Task statement: Please pull out every line that includes the string "title".

Material for the task:

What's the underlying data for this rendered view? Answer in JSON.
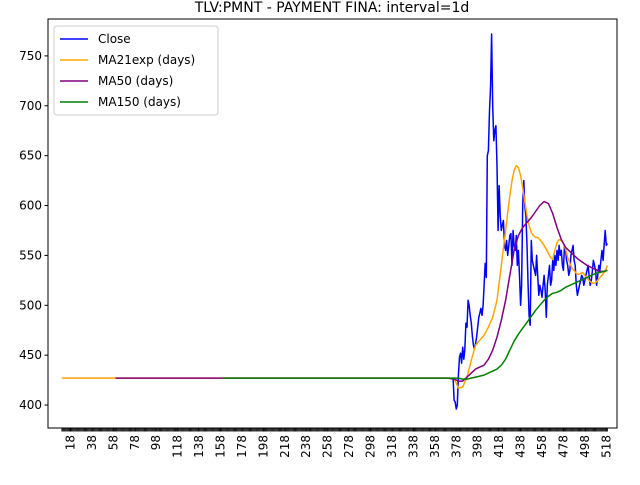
{
  "chart_data": {
    "type": "line",
    "title": "TLV:PMNT - PAYMENT FINA: interval=1d",
    "xlabel": "",
    "ylabel": "",
    "xlim": [
      -3,
      528
    ],
    "ylim": [
      377,
      787
    ],
    "x_ticks": [
      18,
      38,
      58,
      78,
      98,
      118,
      138,
      158,
      178,
      198,
      218,
      238,
      258,
      278,
      298,
      318,
      338,
      358,
      378,
      398,
      418,
      438,
      458,
      478,
      498,
      518
    ],
    "y_ticks": [
      400,
      450,
      500,
      550,
      600,
      650,
      700,
      750
    ],
    "grid": false,
    "legend_position": "top-left",
    "colors": {
      "close": "#0000ff",
      "ma21": "#ffa500",
      "ma50": "#800080",
      "ma150": "#008000"
    },
    "series": [
      {
        "name": "Close",
        "x": [
          375,
          376,
          377,
          378,
          379,
          380,
          381,
          382,
          383,
          384,
          385,
          386,
          387,
          388,
          389,
          390,
          391,
          392,
          393,
          394,
          395,
          396,
          397,
          398,
          399,
          400,
          401,
          402,
          403,
          404,
          405,
          406,
          407,
          408,
          409,
          410,
          411,
          412,
          413,
          414,
          415,
          416,
          417,
          418,
          419,
          420,
          421,
          422,
          423,
          424,
          425,
          426,
          427,
          428,
          429,
          430,
          431,
          432,
          433,
          434,
          435,
          436,
          437,
          438,
          439,
          440,
          441,
          442,
          443,
          444,
          445,
          446,
          447,
          448,
          449,
          450,
          451,
          452,
          453,
          454,
          455,
          456,
          457,
          458,
          459,
          460,
          461,
          462,
          463,
          464,
          465,
          466,
          467,
          468,
          469,
          470,
          471,
          472,
          473,
          474,
          475,
          476,
          477,
          478,
          479,
          480,
          481,
          482,
          483,
          484,
          485,
          486,
          487,
          488,
          489,
          490,
          491,
          492,
          493,
          494,
          495,
          496,
          497,
          498,
          499,
          500,
          501,
          502,
          503,
          504,
          505,
          506,
          507,
          508,
          509,
          510,
          511,
          512,
          513,
          514,
          515,
          516,
          517,
          518,
          519
        ],
        "values": [
          427,
          405,
          403,
          396,
          400,
          430,
          448,
          452,
          442,
          458,
          446,
          455,
          482,
          478,
          505,
          500,
          490,
          482,
          470,
          460,
          456,
          462,
          468,
          478,
          488,
          492,
          497,
          490,
          500,
          520,
          542,
          528,
          650,
          655,
          695,
          720,
          772,
          700,
          665,
          675,
          680,
          640,
          575,
          620,
          590,
          575,
          580,
          585,
          560,
          555,
          565,
          550,
          560,
          570,
          572,
          540,
          575,
          560,
          555,
          570,
          540,
          555,
          530,
          500,
          520,
          600,
          625,
          600,
          590,
          560,
          520,
          490,
          480,
          565,
          545,
          540,
          535,
          530,
          550,
          530,
          510,
          520,
          515,
          508,
          520,
          530,
          515,
          488,
          520,
          530,
          540,
          520,
          525,
          545,
          535,
          550,
          540,
          555,
          545,
          560,
          550,
          555,
          540,
          535,
          560,
          555,
          545,
          540,
          530,
          535,
          550,
          555,
          560,
          545,
          540,
          520,
          510,
          515,
          520,
          525,
          530,
          528,
          520,
          525,
          530,
          535,
          540,
          530,
          520,
          525,
          535,
          545,
          540,
          535,
          520,
          530,
          540,
          535,
          545,
          555,
          545,
          560,
          575,
          560,
          562
        ]
      },
      {
        "name": "MA21exp (days)",
        "x": [
          10,
          40,
          80,
          120,
          160,
          200,
          240,
          280,
          320,
          360,
          372,
          376,
          378,
          380,
          384,
          388,
          392,
          396,
          400,
          404,
          408,
          412,
          416,
          420,
          424,
          428,
          430,
          432,
          434,
          436,
          438,
          440,
          442,
          444,
          446,
          448,
          450,
          452,
          454,
          456,
          458,
          460,
          462,
          464,
          466,
          468,
          470,
          472,
          474,
          476,
          478,
          480,
          482,
          484,
          486,
          488,
          490,
          492,
          494,
          496,
          498,
          500,
          502,
          504,
          506,
          508,
          510,
          512,
          514,
          516,
          518,
          519
        ],
        "values": [
          427,
          427,
          427,
          427,
          427,
          427,
          427,
          427,
          427,
          427,
          427,
          426,
          422,
          417,
          418,
          428,
          445,
          460,
          465,
          470,
          478,
          488,
          505,
          540,
          575,
          610,
          625,
          635,
          640,
          638,
          630,
          618,
          604,
          590,
          580,
          573,
          570,
          568,
          568,
          566,
          563,
          560,
          556,
          552,
          548,
          546,
          555,
          563,
          566,
          565,
          562,
          556,
          548,
          542,
          537,
          535,
          532,
          531,
          532,
          533,
          530,
          527,
          525,
          523,
          522,
          523,
          525,
          528,
          530,
          533,
          537,
          540
        ]
      },
      {
        "name": "MA50 (days)",
        "x": [
          60,
          100,
          140,
          180,
          220,
          260,
          300,
          340,
          370,
          376,
          380,
          384,
          388,
          392,
          396,
          400,
          404,
          408,
          412,
          416,
          420,
          424,
          428,
          432,
          436,
          440,
          444,
          448,
          452,
          456,
          460,
          464,
          468,
          472,
          476,
          480,
          484,
          488,
          492,
          496,
          500,
          504,
          508,
          512,
          516,
          519
        ],
        "values": [
          427,
          427,
          427,
          427,
          427,
          427,
          427,
          427,
          427,
          426,
          424,
          424,
          428,
          432,
          436,
          438,
          440,
          446,
          455,
          468,
          485,
          505,
          530,
          555,
          570,
          578,
          583,
          588,
          594,
          600,
          604,
          602,
          592,
          578,
          566,
          558,
          554,
          550,
          546,
          543,
          540,
          538,
          536,
          534,
          534,
          535
        ]
      },
      {
        "name": "MA150 (days)",
        "x": [
          160,
          200,
          240,
          280,
          320,
          360,
          376,
          380,
          384,
          388,
          392,
          396,
          400,
          404,
          408,
          412,
          416,
          420,
          424,
          428,
          432,
          436,
          440,
          444,
          448,
          452,
          456,
          460,
          464,
          468,
          472,
          476,
          480,
          484,
          488,
          492,
          496,
          500,
          504,
          508,
          512,
          516,
          519
        ],
        "values": [
          427,
          427,
          427,
          427,
          427,
          427,
          427,
          427,
          426,
          426,
          427,
          428,
          429,
          430,
          432,
          434,
          436,
          440,
          446,
          455,
          464,
          471,
          477,
          483,
          489,
          495,
          500,
          505,
          509,
          512,
          513,
          515,
          518,
          520,
          522,
          524,
          526,
          528,
          530,
          532,
          533,
          534,
          535
        ]
      }
    ]
  }
}
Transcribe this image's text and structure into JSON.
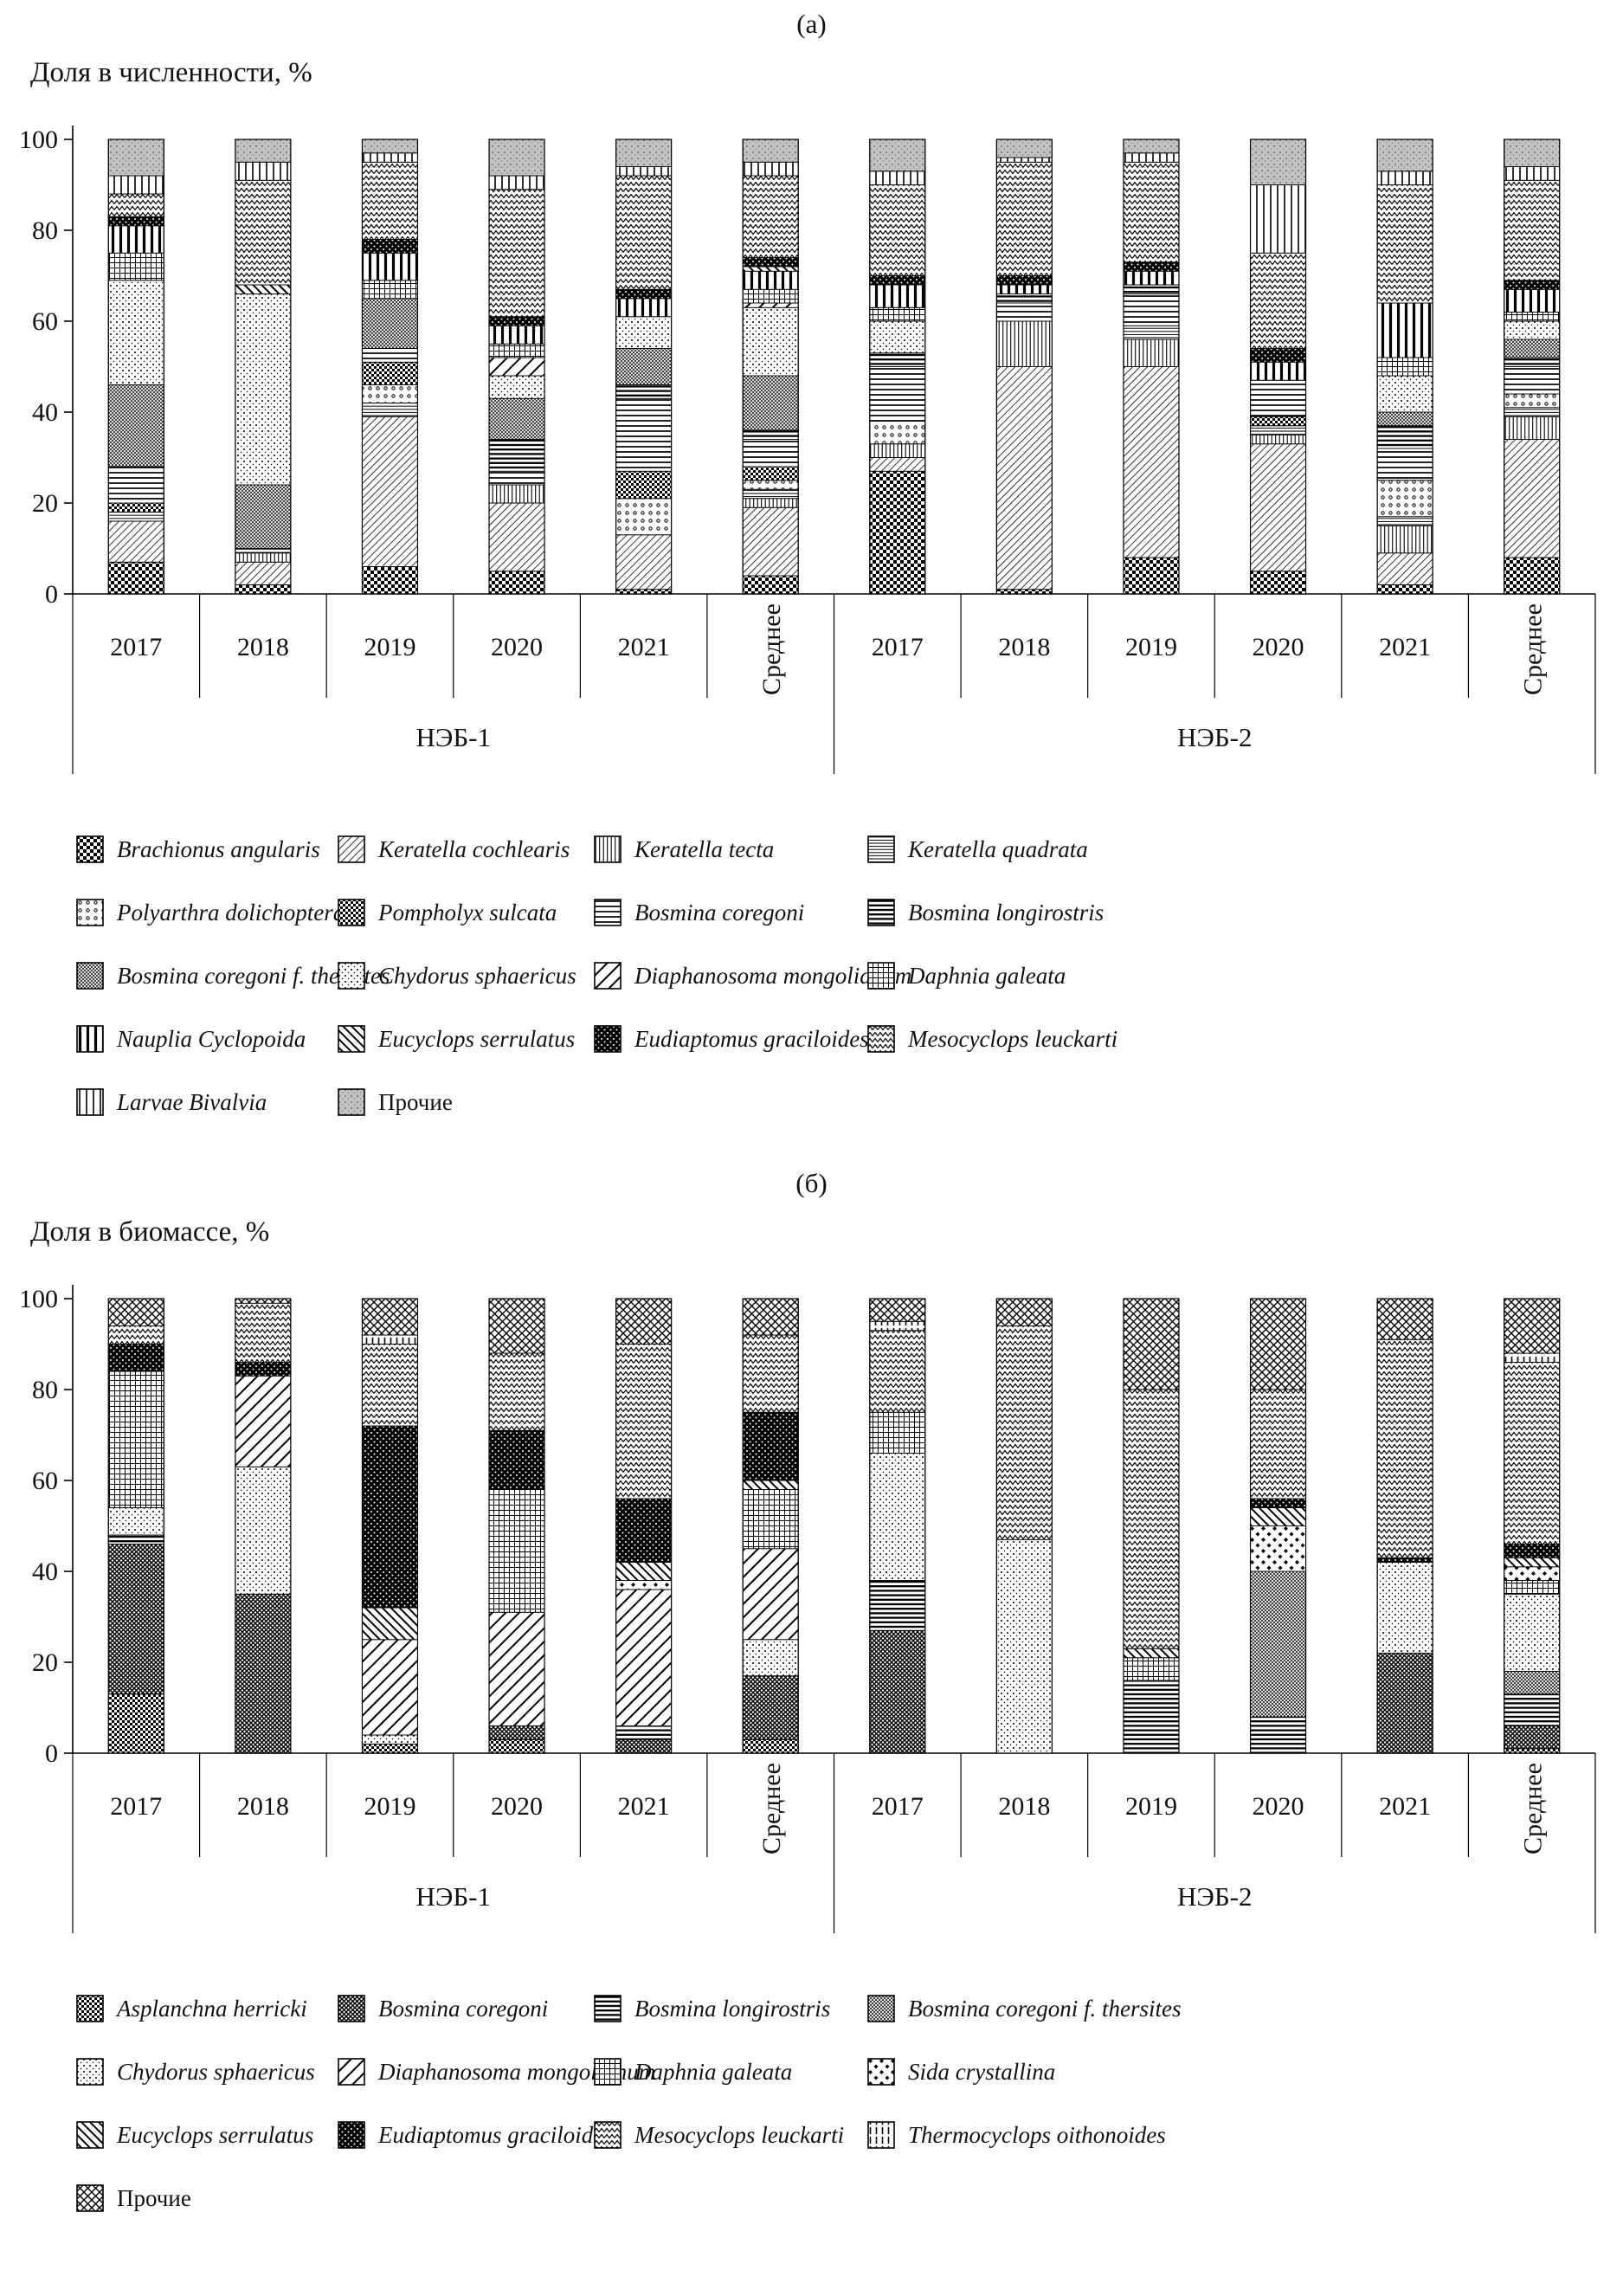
{
  "figure": {
    "panels": [
      {
        "tag": "(а)",
        "ylabel": "Доля в численности, %"
      },
      {
        "tag": "(б)",
        "ylabel": "Доля в биомассе, %"
      }
    ]
  },
  "axis": {
    "ticks": [
      0,
      20,
      40,
      60,
      80,
      100
    ],
    "years": [
      "2017",
      "2018",
      "2019",
      "2020",
      "2021",
      "Среднее"
    ],
    "rotated_year": "Среднее",
    "groups": [
      "НЭБ-1",
      "НЭБ-2"
    ]
  },
  "chart_data": [
    {
      "type": "bar",
      "stacked": true,
      "units": "percent",
      "title": "(а)",
      "ylabel": "Доля в численности, %",
      "ylim": [
        0,
        100
      ],
      "yticks": [
        0,
        20,
        40,
        60,
        80,
        100
      ],
      "legend_position": "bottom",
      "station_groups": [
        "НЭБ-1",
        "НЭБ-2"
      ],
      "categories": [
        "НЭБ-1 2017",
        "НЭБ-1 2018",
        "НЭБ-1 2019",
        "НЭБ-1 2020",
        "НЭБ-1 2021",
        "НЭБ-1 Среднее",
        "НЭБ-2 2017",
        "НЭБ-2 2018",
        "НЭБ-2 2019",
        "НЭБ-2 2020",
        "НЭБ-2 2021",
        "НЭБ-2 Среднее"
      ],
      "series": [
        {
          "name": "Brachionus angularis",
          "pattern": "checker",
          "italic": true,
          "values": [
            7,
            2,
            6,
            5,
            1,
            4,
            27,
            1,
            8,
            5,
            2,
            8
          ]
        },
        {
          "name": "Keratella cochlearis",
          "pattern": "diagL",
          "italic": true,
          "values": [
            9,
            5,
            33,
            15,
            12,
            15,
            3,
            49,
            42,
            28,
            7,
            26
          ]
        },
        {
          "name": "Keratella tecta",
          "pattern": "vertThin",
          "italic": true,
          "values": [
            0,
            2,
            0,
            4,
            0,
            2,
            3,
            10,
            6,
            2,
            6,
            5
          ]
        },
        {
          "name": "Keratella quadrata",
          "pattern": "horizFine",
          "italic": true,
          "values": [
            2,
            0,
            3,
            0,
            0,
            2,
            0,
            0,
            3,
            2,
            2,
            2
          ]
        },
        {
          "name": "Polyarthra dolichoptera",
          "pattern": "dotsOpen",
          "italic": true,
          "values": [
            0,
            0,
            4,
            0,
            8,
            2,
            5,
            0,
            0,
            0,
            8,
            3
          ]
        },
        {
          "name": "Pompholyx sulcata",
          "pattern": "checkerDark",
          "italic": true,
          "values": [
            2,
            0,
            5,
            0,
            6,
            3,
            0,
            0,
            0,
            2,
            0,
            0
          ]
        },
        {
          "name": "Bosmina coregoni",
          "pattern": "horizMed",
          "italic": true,
          "values": [
            8,
            0,
            3,
            3,
            16,
            6,
            12,
            4,
            7,
            8,
            7,
            6
          ]
        },
        {
          "name": "Bosmina longirostris",
          "pattern": "horizBold",
          "italic": true,
          "values": [
            0,
            1,
            0,
            7,
            3,
            2,
            3,
            2,
            2,
            0,
            5,
            2
          ]
        },
        {
          "name": "Bosmina coregoni f. thersites",
          "pattern": "crossFine",
          "italic": true,
          "values": [
            18,
            14,
            11,
            9,
            8,
            12,
            0,
            0,
            0,
            0,
            3,
            4
          ]
        },
        {
          "name": "Chydorus sphaericus",
          "pattern": "dotsSparse",
          "italic": true,
          "values": [
            23,
            42,
            0,
            5,
            7,
            15,
            7,
            0,
            0,
            0,
            8,
            4
          ]
        },
        {
          "name": "Diaphanosoma mongolianum",
          "pattern": "diagBoldL",
          "italic": true,
          "values": [
            0,
            0,
            0,
            4,
            0,
            1,
            0,
            0,
            0,
            0,
            0,
            0
          ]
        },
        {
          "name": "Daphnia galeata",
          "pattern": "grid",
          "italic": true,
          "values": [
            6,
            0,
            4,
            3,
            0,
            3,
            3,
            0,
            0,
            0,
            4,
            2
          ]
        },
        {
          "name": "Nauplia Cyclopoida",
          "pattern": "vertBold",
          "italic": true,
          "values": [
            6,
            0,
            6,
            4,
            4,
            4,
            5,
            2,
            3,
            4,
            12,
            5
          ]
        },
        {
          "name": "Eucyclops serrulatus",
          "pattern": "diagR",
          "italic": true,
          "values": [
            0,
            2,
            0,
            0,
            0,
            1,
            0,
            0,
            0,
            0,
            0,
            0
          ]
        },
        {
          "name": "Eudiaptomus graciloides",
          "pattern": "dotsBlack",
          "italic": true,
          "values": [
            2,
            0,
            3,
            2,
            2,
            2,
            2,
            2,
            2,
            3,
            0,
            2
          ]
        },
        {
          "name": "Mesocyclops leuckarti",
          "pattern": "zigzag",
          "italic": true,
          "values": [
            5,
            23,
            17,
            28,
            25,
            18,
            20,
            25,
            22,
            21,
            26,
            22
          ]
        },
        {
          "name": "Larvae Bivalvia",
          "pattern": "vertWide",
          "italic": true,
          "values": [
            4,
            4,
            2,
            3,
            2,
            3,
            3,
            1,
            2,
            15,
            3,
            3
          ]
        },
        {
          "name": "Прочие",
          "pattern": "grayStipple",
          "italic": false,
          "values": [
            8,
            5,
            3,
            8,
            6,
            5,
            7,
            4,
            3,
            10,
            7,
            6
          ]
        }
      ]
    },
    {
      "type": "bar",
      "stacked": true,
      "units": "percent",
      "title": "(б)",
      "ylabel": "Доля в биомассе, %",
      "ylim": [
        0,
        100
      ],
      "yticks": [
        0,
        20,
        40,
        60,
        80,
        100
      ],
      "legend_position": "bottom",
      "station_groups": [
        "НЭБ-1",
        "НЭБ-2"
      ],
      "categories": [
        "НЭБ-1 2017",
        "НЭБ-1 2018",
        "НЭБ-1 2019",
        "НЭБ-1 2020",
        "НЭБ-1 2021",
        "НЭБ-1 Среднее",
        "НЭБ-2 2017",
        "НЭБ-2 2018",
        "НЭБ-2 2019",
        "НЭБ-2 2020",
        "НЭБ-2 2021",
        "НЭБ-2 Среднее"
      ],
      "series": [
        {
          "name": "Asplanchna herricki",
          "pattern": "checkerDark",
          "italic": true,
          "values": [
            13,
            0,
            2,
            3,
            0,
            3,
            0,
            0,
            0,
            0,
            0,
            1
          ]
        },
        {
          "name": "Bosmina coregoni",
          "pattern": "crossDark",
          "italic": true,
          "values": [
            33,
            35,
            0,
            3,
            3,
            14,
            27,
            0,
            0,
            0,
            22,
            5
          ]
        },
        {
          "name": "Bosmina longirostris",
          "pattern": "horizBold",
          "italic": true,
          "values": [
            2,
            0,
            0,
            0,
            3,
            0,
            11,
            0,
            16,
            8,
            0,
            7
          ]
        },
        {
          "name": "Bosmina coregoni f. thersites",
          "pattern": "crossFine",
          "italic": true,
          "values": [
            0,
            0,
            0,
            0,
            0,
            0,
            0,
            0,
            0,
            32,
            0,
            5
          ]
        },
        {
          "name": "Chydorus sphaericus",
          "pattern": "dotsSparse",
          "italic": true,
          "values": [
            6,
            28,
            2,
            0,
            0,
            8,
            28,
            47,
            0,
            0,
            20,
            17
          ]
        },
        {
          "name": "Diaphanosoma mongolianum",
          "pattern": "diagBoldL",
          "italic": true,
          "values": [
            0,
            20,
            21,
            25,
            30,
            20,
            0,
            0,
            0,
            0,
            0,
            0
          ]
        },
        {
          "name": "Daphnia galeata",
          "pattern": "grid",
          "italic": true,
          "values": [
            30,
            0,
            0,
            27,
            0,
            13,
            9,
            0,
            5,
            0,
            0,
            3
          ]
        },
        {
          "name": "Sida crystallina",
          "pattern": "diamondDots",
          "italic": true,
          "values": [
            0,
            0,
            0,
            0,
            2,
            0,
            0,
            0,
            0,
            10,
            0,
            3
          ]
        },
        {
          "name": "Eucyclops serrulatus",
          "pattern": "diagR",
          "italic": true,
          "values": [
            0,
            0,
            7,
            0,
            4,
            2,
            0,
            0,
            2,
            4,
            0,
            2
          ]
        },
        {
          "name": "Eudiaptomus graciloides",
          "pattern": "dotsBlack",
          "italic": true,
          "values": [
            6,
            3,
            40,
            13,
            14,
            15,
            0,
            0,
            0,
            2,
            1,
            3
          ]
        },
        {
          "name": "Mesocyclops leuckarti",
          "pattern": "zigzag",
          "italic": true,
          "values": [
            4,
            13,
            18,
            17,
            34,
            17,
            18,
            47,
            57,
            24,
            48,
            40
          ]
        },
        {
          "name": "Thermocyclops oithonoides",
          "pattern": "vertDash",
          "italic": true,
          "values": [
            0,
            0,
            2,
            0,
            0,
            0,
            2,
            0,
            0,
            0,
            0,
            2
          ]
        },
        {
          "name": "Прочие",
          "pattern": "crossDiamond",
          "italic": false,
          "values": [
            6,
            1,
            8,
            12,
            10,
            8,
            5,
            6,
            20,
            20,
            9,
            12
          ]
        }
      ]
    }
  ]
}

Written solution:
    "title": "TLV:PMNT - PAYMENT FINA: interval=1d",
      "title": "(а)",
      "title": "(б)",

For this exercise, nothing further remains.